* What you should do
Repeat the lines below exactly as they appear, but leave out the images.

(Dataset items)
%%
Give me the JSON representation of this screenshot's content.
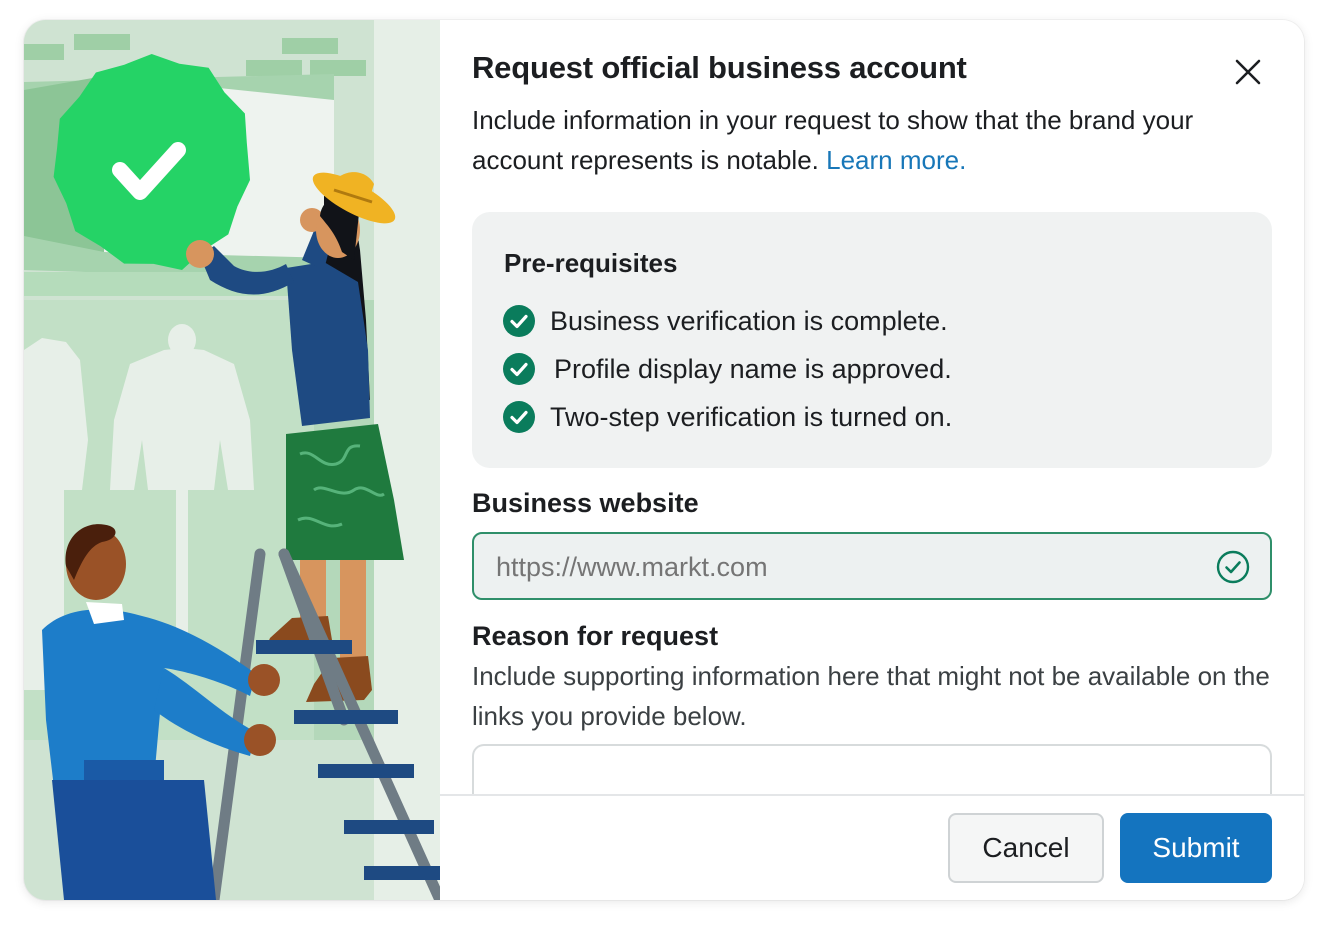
{
  "dialog": {
    "title": "Request official business account",
    "intro_text": "Include information in your request to show that the brand your account represents is notable.",
    "learn_more": "Learn more.",
    "close_icon": "close-icon"
  },
  "prerequisites": {
    "title": "Pre-requisites",
    "items": [
      {
        "label": "Business verification is complete.",
        "icon": "check-circle-icon"
      },
      {
        "label": "Profile display name is approved.",
        "icon": "check-circle-icon"
      },
      {
        "label": "Two-step verification is turned on.",
        "icon": "check-circle-icon"
      }
    ]
  },
  "website": {
    "label": "Business website",
    "placeholder": "https://www.markt.com",
    "value": "",
    "status_icon": "valid-check-icon"
  },
  "reason": {
    "label": "Reason for request",
    "description": "Include supporting information here that might not be available on the links you provide below.",
    "value": ""
  },
  "footer": {
    "cancel_label": "Cancel",
    "submit_label": "Submit"
  },
  "colors": {
    "accent_blue": "#1474bf",
    "link_blue": "#1877b8",
    "success_green": "#0a7c5c",
    "input_border_valid": "#2f8f6a",
    "illustration_bg": "#cfe3d2",
    "badge_green": "#25d366"
  }
}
%%
* Task response
Give me the JSON representation of this screenshot's content.
{
  "dialog": {
    "title": "Request official business account",
    "intro_text": "Include information in your request to show that the brand your account represents is notable.",
    "learn_more": "Learn more.",
    "close_icon": "close-icon"
  },
  "prerequisites": {
    "title": "Pre-requisites",
    "items": [
      {
        "label": "Business verification is complete.",
        "icon": "check-circle-icon"
      },
      {
        "label": "Profile display name is approved.",
        "icon": "check-circle-icon"
      },
      {
        "label": "Two-step verification is turned on.",
        "icon": "check-circle-icon"
      }
    ]
  },
  "website": {
    "label": "Business website",
    "placeholder": "https://www.markt.com",
    "value": "",
    "status_icon": "valid-check-icon"
  },
  "reason": {
    "label": "Reason for request",
    "description": "Include supporting information here that might not be available on the links you provide below.",
    "value": ""
  },
  "footer": {
    "cancel_label": "Cancel",
    "submit_label": "Submit"
  },
  "colors": {
    "accent_blue": "#1474bf",
    "link_blue": "#1877b8",
    "success_green": "#0a7c5c",
    "input_border_valid": "#2f8f6a",
    "illustration_bg": "#cfe3d2",
    "badge_green": "#25d366"
  }
}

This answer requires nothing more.